Dataset items

* START *

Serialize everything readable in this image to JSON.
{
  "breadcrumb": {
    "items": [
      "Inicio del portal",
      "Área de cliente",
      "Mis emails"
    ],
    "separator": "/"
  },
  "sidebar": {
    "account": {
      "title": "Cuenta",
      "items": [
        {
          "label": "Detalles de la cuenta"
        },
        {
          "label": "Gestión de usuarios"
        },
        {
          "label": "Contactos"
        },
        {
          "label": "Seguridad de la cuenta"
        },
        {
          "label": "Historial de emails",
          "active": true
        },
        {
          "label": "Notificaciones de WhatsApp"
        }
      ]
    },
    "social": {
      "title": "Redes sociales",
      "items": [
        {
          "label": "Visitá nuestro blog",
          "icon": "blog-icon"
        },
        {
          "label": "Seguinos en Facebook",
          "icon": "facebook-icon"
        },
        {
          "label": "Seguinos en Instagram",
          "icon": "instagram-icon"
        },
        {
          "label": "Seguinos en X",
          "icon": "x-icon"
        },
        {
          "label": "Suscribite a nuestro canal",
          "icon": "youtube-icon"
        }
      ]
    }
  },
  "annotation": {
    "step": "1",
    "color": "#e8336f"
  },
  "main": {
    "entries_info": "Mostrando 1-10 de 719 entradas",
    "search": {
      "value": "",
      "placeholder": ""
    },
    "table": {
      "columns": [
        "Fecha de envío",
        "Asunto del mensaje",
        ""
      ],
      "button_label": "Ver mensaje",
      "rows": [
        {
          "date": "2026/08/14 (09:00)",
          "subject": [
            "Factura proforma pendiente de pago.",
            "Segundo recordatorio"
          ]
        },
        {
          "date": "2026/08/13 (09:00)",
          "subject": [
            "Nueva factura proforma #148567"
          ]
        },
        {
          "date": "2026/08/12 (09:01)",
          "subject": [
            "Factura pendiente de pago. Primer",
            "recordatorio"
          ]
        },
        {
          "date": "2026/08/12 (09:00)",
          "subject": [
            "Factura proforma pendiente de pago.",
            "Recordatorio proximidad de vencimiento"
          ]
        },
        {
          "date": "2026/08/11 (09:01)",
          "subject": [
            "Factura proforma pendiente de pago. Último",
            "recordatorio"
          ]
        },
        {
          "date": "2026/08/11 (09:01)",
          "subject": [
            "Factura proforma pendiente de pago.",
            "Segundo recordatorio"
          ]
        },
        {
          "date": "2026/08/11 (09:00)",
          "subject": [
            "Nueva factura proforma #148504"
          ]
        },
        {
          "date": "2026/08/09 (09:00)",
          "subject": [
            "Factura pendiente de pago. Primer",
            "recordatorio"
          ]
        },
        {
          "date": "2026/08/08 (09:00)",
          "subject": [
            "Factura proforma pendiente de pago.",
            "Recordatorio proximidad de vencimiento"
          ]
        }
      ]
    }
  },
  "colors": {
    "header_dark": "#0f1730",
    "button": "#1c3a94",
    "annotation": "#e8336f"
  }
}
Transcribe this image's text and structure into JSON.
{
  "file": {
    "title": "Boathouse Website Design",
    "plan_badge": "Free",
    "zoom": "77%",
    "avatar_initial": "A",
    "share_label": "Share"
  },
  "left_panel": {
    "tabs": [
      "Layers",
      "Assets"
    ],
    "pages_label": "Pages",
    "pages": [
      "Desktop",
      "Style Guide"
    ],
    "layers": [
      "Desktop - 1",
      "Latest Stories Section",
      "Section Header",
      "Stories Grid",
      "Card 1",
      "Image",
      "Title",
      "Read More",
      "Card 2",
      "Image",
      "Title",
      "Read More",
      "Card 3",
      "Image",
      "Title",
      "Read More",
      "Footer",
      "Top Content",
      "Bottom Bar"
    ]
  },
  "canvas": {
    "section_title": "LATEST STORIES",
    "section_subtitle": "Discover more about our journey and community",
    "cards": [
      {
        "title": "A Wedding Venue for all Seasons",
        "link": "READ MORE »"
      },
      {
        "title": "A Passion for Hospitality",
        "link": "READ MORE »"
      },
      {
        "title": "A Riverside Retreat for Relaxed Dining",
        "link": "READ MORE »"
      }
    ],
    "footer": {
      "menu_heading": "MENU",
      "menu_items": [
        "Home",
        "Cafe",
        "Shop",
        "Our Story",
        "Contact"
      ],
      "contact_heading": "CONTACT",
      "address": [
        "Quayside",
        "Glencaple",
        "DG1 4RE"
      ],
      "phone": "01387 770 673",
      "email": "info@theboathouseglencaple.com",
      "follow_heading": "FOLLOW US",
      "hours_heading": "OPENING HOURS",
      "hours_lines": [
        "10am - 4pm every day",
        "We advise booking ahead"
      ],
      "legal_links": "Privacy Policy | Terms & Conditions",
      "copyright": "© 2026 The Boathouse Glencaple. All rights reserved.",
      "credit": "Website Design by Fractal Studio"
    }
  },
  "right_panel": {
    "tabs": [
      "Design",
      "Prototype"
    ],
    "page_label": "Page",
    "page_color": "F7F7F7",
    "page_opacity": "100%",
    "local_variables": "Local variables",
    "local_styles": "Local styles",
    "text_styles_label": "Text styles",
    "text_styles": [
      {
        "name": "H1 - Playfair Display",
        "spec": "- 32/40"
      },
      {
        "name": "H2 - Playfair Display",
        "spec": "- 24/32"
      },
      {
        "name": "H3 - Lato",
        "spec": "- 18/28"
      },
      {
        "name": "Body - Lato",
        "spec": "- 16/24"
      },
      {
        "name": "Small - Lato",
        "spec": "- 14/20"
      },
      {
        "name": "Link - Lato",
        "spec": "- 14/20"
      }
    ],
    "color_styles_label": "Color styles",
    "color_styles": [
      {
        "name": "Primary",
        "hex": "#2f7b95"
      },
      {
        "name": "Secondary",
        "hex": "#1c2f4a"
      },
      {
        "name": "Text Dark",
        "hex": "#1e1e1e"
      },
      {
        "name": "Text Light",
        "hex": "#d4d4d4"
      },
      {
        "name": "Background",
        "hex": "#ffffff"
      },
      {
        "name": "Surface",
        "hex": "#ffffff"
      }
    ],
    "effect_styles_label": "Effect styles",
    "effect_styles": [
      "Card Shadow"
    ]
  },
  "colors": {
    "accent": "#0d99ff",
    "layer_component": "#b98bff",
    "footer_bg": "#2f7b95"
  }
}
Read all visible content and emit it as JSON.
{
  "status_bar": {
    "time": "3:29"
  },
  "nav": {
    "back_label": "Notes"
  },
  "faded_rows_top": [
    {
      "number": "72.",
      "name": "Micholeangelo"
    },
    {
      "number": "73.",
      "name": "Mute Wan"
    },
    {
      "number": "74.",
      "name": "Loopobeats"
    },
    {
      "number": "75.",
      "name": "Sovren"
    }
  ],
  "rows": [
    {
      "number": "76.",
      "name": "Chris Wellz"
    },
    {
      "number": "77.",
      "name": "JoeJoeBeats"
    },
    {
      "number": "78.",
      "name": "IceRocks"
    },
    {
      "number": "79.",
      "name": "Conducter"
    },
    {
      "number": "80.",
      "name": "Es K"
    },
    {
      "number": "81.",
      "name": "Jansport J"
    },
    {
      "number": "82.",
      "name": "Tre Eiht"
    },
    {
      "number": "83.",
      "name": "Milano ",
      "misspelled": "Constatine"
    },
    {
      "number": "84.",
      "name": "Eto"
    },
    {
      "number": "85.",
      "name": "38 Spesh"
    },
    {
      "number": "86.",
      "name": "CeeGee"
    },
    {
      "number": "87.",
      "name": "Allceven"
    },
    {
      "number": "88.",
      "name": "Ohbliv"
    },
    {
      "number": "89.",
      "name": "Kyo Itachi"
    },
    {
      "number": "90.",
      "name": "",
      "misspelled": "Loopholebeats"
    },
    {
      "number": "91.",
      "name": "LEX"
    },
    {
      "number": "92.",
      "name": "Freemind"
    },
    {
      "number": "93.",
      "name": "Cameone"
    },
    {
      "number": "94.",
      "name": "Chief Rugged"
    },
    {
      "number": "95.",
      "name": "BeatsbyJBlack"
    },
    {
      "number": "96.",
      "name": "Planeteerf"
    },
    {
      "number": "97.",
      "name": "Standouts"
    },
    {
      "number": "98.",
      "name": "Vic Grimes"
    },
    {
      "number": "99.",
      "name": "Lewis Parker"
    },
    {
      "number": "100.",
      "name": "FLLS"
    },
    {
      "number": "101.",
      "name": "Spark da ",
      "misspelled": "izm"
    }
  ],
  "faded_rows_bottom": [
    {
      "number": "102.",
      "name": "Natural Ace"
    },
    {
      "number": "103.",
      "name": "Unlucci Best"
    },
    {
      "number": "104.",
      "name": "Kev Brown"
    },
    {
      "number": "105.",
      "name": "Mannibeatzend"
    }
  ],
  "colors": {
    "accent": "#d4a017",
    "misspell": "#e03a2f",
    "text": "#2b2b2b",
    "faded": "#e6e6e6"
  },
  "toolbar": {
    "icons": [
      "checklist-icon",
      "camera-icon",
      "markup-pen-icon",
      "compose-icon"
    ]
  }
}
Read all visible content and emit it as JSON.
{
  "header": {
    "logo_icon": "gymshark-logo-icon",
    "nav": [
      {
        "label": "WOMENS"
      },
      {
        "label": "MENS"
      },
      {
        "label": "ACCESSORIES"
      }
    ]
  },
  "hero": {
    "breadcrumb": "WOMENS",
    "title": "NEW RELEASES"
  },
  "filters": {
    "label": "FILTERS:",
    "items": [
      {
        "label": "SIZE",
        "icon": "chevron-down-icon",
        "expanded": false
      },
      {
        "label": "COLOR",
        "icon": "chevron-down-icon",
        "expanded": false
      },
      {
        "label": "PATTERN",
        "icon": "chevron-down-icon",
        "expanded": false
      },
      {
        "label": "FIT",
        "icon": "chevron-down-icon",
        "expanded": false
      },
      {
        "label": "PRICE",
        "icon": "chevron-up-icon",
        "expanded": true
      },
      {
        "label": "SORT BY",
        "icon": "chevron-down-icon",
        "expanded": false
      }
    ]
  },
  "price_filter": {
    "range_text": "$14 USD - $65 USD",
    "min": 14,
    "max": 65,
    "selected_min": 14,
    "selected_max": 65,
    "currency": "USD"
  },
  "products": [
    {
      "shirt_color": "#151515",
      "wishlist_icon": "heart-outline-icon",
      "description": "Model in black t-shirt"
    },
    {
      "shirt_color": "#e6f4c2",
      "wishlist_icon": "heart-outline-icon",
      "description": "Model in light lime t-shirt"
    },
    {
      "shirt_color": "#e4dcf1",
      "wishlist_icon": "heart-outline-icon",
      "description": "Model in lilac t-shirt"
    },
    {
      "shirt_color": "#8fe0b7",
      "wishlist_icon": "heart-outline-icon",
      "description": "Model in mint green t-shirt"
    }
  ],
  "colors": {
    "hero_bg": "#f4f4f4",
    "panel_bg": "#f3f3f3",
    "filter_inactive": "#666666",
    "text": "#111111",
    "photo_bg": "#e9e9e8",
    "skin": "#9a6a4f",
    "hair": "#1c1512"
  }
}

* END *

● **PROBLEM REQUIREMENTS**: Report all lines of the data that include the word "Playfair".

● **EXERCISE OUTPUT**:
        "name": "H1 - Playfair Display",
        "name": "H2 - Playfair Display",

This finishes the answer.